* **Extracted data**:
• • •
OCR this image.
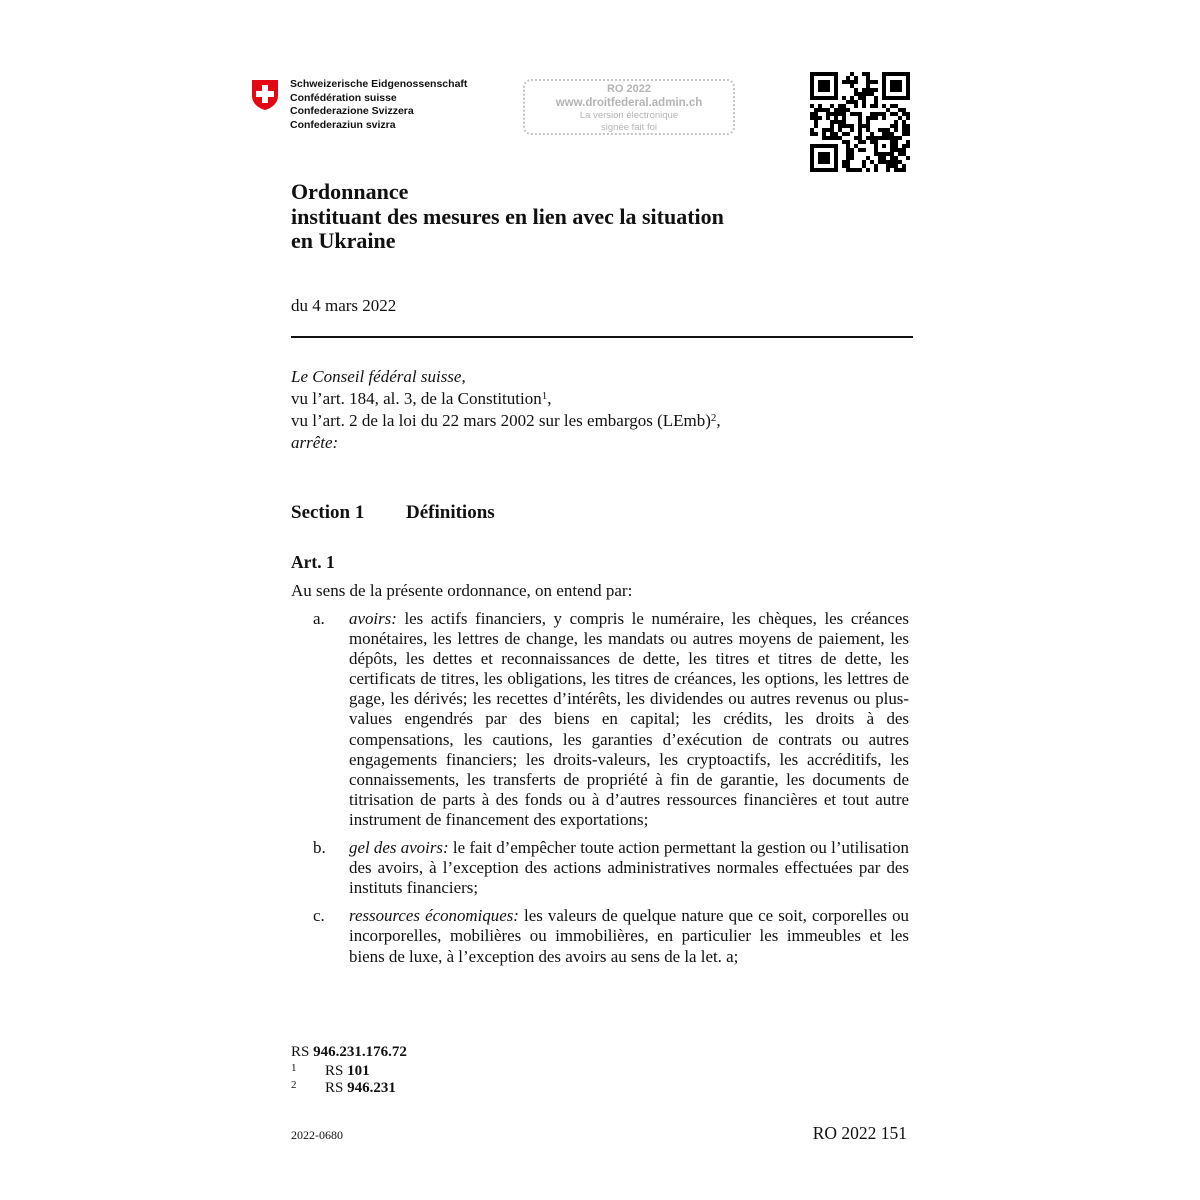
Schweizerische Eidgenossenschaft
Confédération suisse
Confederazione Svizzera
Confederaziun svizra
RO 2022
www.droitfederal.admin.ch
La version électronique
signée fait foi
Ordonnance
instituant des mesures en lien avec la situation
en Ukraine
du 4 mars 2022
Le Conseil fédéral suisse,
vu l’art. 184, al. 3, de la Constitution$^1$,
vu l’art. 2 de la loi du 22 mars 2002 sur les embargos (LEmb)$^2$,
arrête:
Section 1 Définitions
Art. 1
Au sens de la présente ordonnance, on entend par:
a. avoirs: les actifs financiers, y compris le numéraire, les chèques, les créances monétaires, les lettres de change, les mandats ou autres moyens de paiement, les dépôts, les dettes et reconnaissances de dette, les titres et titres de dette, les certificats de titres, les obligations, les titres de créances, les options, les lettres de gage, les dérivés; les recettes d’intérêts, les dividendes ou autres revenus ou plus-values engendrés par des biens en capital; les crédits, les droits à des compensations, les cautions, les garanties d’exécution de contrats ou autres engagements financiers; les droits-valeurs, les cryptoactifs, les accréditifs, les connaissements, les transferts de propriété à fin de garantie, les documents de titrisation de parts à des fonds ou à d’autres ressources financières et tout autre instrument de financement des exportations;
b. gel des avoirs: le fait d’empêcher toute action permettant la gestion ou l’utilisation des avoirs, à l’exception des actions administratives normales effectuées par des instituts financiers;
c. ressources économiques: les valeurs de quelque nature que ce soit, corporelles ou incorporelles, mobilières ou immobilières, en particulier les immeubles et les biens de luxe, à l’exception des avoirs au sens de la let. a;
RS 946.231.176.72
$^1$ RS 101
$^2$ RS 946.231
2022-0680	RO 2022 151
• • •
* **Requirement**: Each entry should be repeated exactly as it appears; the pictures stay out.

* **Exercise result**:
OCR this image.
Schweizerische Eidgenossenschaft
Confédération suisse
Confederazione Svizzera
Confederaziun svizra
RO 2022
www.droitfederal.admin.ch
La version électronique
signée fait foi
Ordonnance
instituant des mesures en lien avec la situation
en Ukraine
du 4 mars 2022
Le Conseil fédéral suisse,
vu l’art. 184, al. 3, de la Constitution$^1$,
vu l’art. 2 de la loi du 22 mars 2002 sur les embargos (LEmb)$^2$,
arrête:
Section 1 Définitions
Art. 1
Au sens de la présente ordonnance, on entend par:
a. avoirs: les actifs financiers, y compris le numéraire, les chèques, les créances monétaires, les lettres de change, les mandats ou autres moyens de paiement, les dépôts, les dettes et reconnaissances de dette, les titres et titres de dette, les certificats de titres, les obligations, les titres de créances, les options, les lettres de gage, les dérivés; les recettes d’intérêts, les dividendes ou autres revenus ou plus-values engendrés par des biens en capital; les crédits, les droits à des compensations, les cautions, les garanties d’exécution de contrats ou autres engagements financiers; les droits-valeurs, les cryptoactifs, les accréditifs, les connaissements, les transferts de propriété à fin de garantie, les documents de titrisation de parts à des fonds ou à d’autres ressources financières et tout autre instrument de financement des exportations;
b. gel des avoirs: le fait d’empêcher toute action permettant la gestion ou l’utilisation des avoirs, à l’exception des actions administratives normales effectuées par des instituts financiers;
c. ressources économiques: les valeurs de quelque nature que ce soit, corporelles ou incorporelles, mobilières ou immobilières, en particulier les immeubles et les biens de luxe, à l’exception des avoirs au sens de la let. a;
RS 946.231.176.72
$^1$ RS 101
$^2$ RS 946.231
2022-0680	RO 2022 151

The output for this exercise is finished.